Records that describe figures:
+++

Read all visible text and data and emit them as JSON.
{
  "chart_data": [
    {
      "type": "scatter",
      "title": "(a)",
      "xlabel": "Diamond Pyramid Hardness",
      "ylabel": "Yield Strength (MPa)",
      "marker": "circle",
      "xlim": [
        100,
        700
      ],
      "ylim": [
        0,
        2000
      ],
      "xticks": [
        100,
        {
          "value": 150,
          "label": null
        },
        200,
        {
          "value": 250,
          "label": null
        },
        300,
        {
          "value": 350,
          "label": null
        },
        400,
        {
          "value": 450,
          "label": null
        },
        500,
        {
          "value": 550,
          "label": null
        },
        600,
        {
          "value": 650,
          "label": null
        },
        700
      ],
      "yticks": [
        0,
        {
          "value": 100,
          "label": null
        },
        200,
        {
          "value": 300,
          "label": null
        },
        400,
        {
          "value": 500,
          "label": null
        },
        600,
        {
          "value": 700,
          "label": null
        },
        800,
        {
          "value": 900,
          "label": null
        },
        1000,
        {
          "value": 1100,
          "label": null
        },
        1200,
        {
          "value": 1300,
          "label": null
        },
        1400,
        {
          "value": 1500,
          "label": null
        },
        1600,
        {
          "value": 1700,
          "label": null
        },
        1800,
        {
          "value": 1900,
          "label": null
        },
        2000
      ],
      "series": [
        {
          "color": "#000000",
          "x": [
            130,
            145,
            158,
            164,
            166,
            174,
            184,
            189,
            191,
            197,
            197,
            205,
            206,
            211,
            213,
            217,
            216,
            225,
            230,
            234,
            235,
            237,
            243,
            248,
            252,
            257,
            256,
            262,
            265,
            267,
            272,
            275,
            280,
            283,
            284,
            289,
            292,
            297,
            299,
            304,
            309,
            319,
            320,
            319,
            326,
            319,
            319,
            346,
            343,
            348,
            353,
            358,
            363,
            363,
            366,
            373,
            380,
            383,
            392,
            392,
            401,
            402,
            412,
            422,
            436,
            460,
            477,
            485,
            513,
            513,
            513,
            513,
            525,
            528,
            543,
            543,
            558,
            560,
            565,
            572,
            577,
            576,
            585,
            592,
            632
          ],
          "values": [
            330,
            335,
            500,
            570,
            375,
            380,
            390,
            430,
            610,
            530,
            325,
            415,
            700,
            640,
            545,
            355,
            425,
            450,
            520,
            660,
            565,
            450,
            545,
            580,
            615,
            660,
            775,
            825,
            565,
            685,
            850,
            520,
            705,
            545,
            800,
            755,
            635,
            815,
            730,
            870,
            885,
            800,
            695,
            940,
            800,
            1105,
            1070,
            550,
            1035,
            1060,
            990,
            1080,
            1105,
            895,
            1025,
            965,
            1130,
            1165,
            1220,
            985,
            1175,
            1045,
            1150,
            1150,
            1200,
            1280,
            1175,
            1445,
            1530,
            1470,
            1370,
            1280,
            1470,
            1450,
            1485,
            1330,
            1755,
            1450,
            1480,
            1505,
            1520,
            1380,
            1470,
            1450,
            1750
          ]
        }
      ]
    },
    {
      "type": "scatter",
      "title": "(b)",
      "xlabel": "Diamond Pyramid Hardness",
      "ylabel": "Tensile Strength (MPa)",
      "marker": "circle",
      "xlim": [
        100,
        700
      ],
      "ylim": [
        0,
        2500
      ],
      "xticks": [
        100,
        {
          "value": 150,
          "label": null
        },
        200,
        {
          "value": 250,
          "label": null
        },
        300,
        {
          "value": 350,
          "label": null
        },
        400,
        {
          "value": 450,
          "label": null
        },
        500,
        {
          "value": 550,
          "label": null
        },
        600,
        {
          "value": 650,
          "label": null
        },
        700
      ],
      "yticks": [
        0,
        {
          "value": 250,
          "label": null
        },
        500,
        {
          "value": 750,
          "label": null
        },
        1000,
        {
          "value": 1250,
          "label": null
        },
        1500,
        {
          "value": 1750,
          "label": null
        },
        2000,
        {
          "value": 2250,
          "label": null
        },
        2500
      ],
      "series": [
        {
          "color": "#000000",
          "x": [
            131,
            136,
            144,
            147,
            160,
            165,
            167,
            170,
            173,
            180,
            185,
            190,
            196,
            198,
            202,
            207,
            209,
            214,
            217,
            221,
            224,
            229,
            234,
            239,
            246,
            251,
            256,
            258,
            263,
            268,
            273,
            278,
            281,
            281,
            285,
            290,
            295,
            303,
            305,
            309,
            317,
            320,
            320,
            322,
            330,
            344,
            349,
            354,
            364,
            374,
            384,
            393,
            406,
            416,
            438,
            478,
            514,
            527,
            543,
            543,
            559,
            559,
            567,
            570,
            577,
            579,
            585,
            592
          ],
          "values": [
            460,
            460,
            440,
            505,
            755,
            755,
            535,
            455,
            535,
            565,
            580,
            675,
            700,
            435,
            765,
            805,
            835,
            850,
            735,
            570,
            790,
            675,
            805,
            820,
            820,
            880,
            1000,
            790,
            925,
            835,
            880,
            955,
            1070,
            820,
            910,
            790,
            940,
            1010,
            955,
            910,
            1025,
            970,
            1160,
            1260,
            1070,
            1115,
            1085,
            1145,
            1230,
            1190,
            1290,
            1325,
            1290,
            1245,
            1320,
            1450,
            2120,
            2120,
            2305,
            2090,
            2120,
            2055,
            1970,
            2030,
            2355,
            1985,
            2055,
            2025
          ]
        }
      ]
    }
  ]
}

+++

→ **What you are asked to do**
Nothing should be left out: repeat all of the data exactly.

→ **Task solution**
Read all visible text and data and emit them as JSON.
{
  "chart_data": [
    {
      "type": "scatter",
      "title": "(a)",
      "xlabel": "Diamond Pyramid Hardness",
      "ylabel": "Yield Strength (MPa)",
      "marker": "circle",
      "xlim": [
        100,
        700
      ],
      "ylim": [
        0,
        2000
      ],
      "xticks": [
        100,
        {
          "value": 150,
          "label": null
        },
        200,
        {
          "value": 250,
          "label": null
        },
        300,
        {
          "value": 350,
          "label": null
        },
        400,
        {
          "value": 450,
          "label": null
        },
        500,
        {
          "value": 550,
          "label": null
        },
        600,
        {
          "value": 650,
          "label": null
        },
        700
      ],
      "yticks": [
        0,
        {
          "value": 100,
          "label": null
        },
        200,
        {
          "value": 300,
          "label": null
        },
        400,
        {
          "value": 500,
          "label": null
        },
        600,
        {
          "value": 700,
          "label": null
        },
        800,
        {
          "value": 900,
          "label": null
        },
        1000,
        {
          "value": 1100,
          "label": null
        },
        1200,
        {
          "value": 1300,
          "label": null
        },
        1400,
        {
          "value": 1500,
          "label": null
        },
        1600,
        {
          "value": 1700,
          "label": null
        },
        1800,
        {
          "value": 1900,
          "label": null
        },
        2000
      ],
      "series": [
        {
          "color": "#000000",
          "x": [
            130,
            145,
            158,
            164,
            166,
            174,
            184,
            189,
            191,
            197,
            197,
            205,
            206,
            211,
            213,
            217,
            216,
            225,
            230,
            234,
            235,
            237,
            243,
            248,
            252,
            257,
            256,
            262,
            265,
            267,
            272,
            275,
            280,
            283,
            284,
            289,
            292,
            297,
            299,
            304,
            309,
            319,
            320,
            319,
            326,
            319,
            319,
            346,
            343,
            348,
            353,
            358,
            363,
            363,
            366,
            373,
            380,
            383,
            392,
            392,
            401,
            402,
            412,
            422,
            436,
            460,
            477,
            485,
            513,
            513,
            513,
            513,
            525,
            528,
            543,
            543,
            558,
            560,
            565,
            572,
            577,
            576,
            585,
            592,
            632
          ],
          "values": [
            330,
            335,
            500,
            570,
            375,
            380,
            390,
            430,
            610,
            530,
            325,
            415,
            700,
            640,
            545,
            355,
            425,
            450,
            520,
            660,
            565,
            450,
            545,
            580,
            615,
            660,
            775,
            825,
            565,
            685,
            850,
            520,
            705,
            545,
            800,
            755,
            635,
            815,
            730,
            870,
            885,
            800,
            695,
            940,
            800,
            1105,
            1070,
            550,
            1035,
            1060,
            990,
            1080,
            1105,
            895,
            1025,
            965,
            1130,
            1165,
            1220,
            985,
            1175,
            1045,
            1150,
            1150,
            1200,
            1280,
            1175,
            1445,
            1530,
            1470,
            1370,
            1280,
            1470,
            1450,
            1485,
            1330,
            1755,
            1450,
            1480,
            1505,
            1520,
            1380,
            1470,
            1450,
            1750
          ]
        }
      ]
    },
    {
      "type": "scatter",
      "title": "(b)",
      "xlabel": "Diamond Pyramid Hardness",
      "ylabel": "Tensile Strength (MPa)",
      "marker": "circle",
      "xlim": [
        100,
        700
      ],
      "ylim": [
        0,
        2500
      ],
      "xticks": [
        100,
        {
          "value": 150,
          "label": null
        },
        200,
        {
          "value": 250,
          "label": null
        },
        300,
        {
          "value": 350,
          "label": null
        },
        400,
        {
          "value": 450,
          "label": null
        },
        500,
        {
          "value": 550,
          "label": null
        },
        600,
        {
          "value": 650,
          "label": null
        },
        700
      ],
      "yticks": [
        0,
        {
          "value": 250,
          "label": null
        },
        500,
        {
          "value": 750,
          "label": null
        },
        1000,
        {
          "value": 1250,
          "label": null
        },
        1500,
        {
          "value": 1750,
          "label": null
        },
        2000,
        {
          "value": 2250,
          "label": null
        },
        2500
      ],
      "series": [
        {
          "color": "#000000",
          "x": [
            131,
            136,
            144,
            147,
            160,
            165,
            167,
            170,
            173,
            180,
            185,
            190,
            196,
            198,
            202,
            207,
            209,
            214,
            217,
            221,
            224,
            229,
            234,
            239,
            246,
            251,
            256,
            258,
            263,
            268,
            273,
            278,
            281,
            281,
            285,
            290,
            295,
            303,
            305,
            309,
            317,
            320,
            320,
            322,
            330,
            344,
            349,
            354,
            364,
            374,
            384,
            393,
            406,
            416,
            438,
            478,
            514,
            527,
            543,
            543,
            559,
            559,
            567,
            570,
            577,
            579,
            585,
            592
          ],
          "values": [
            460,
            460,
            440,
            505,
            755,
            755,
            535,
            455,
            535,
            565,
            580,
            675,
            700,
            435,
            765,
            805,
            835,
            850,
            735,
            570,
            790,
            675,
            805,
            820,
            820,
            880,
            1000,
            790,
            925,
            835,
            880,
            955,
            1070,
            820,
            910,
            790,
            940,
            1010,
            955,
            910,
            1025,
            970,
            1160,
            1260,
            1070,
            1115,
            1085,
            1145,
            1230,
            1190,
            1290,
            1325,
            1290,
            1245,
            1320,
            1450,
            2120,
            2120,
            2305,
            2090,
            2120,
            2055,
            1970,
            2030,
            2355,
            1985,
            2055,
            2025
          ]
        }
      ]
    }
  ]
}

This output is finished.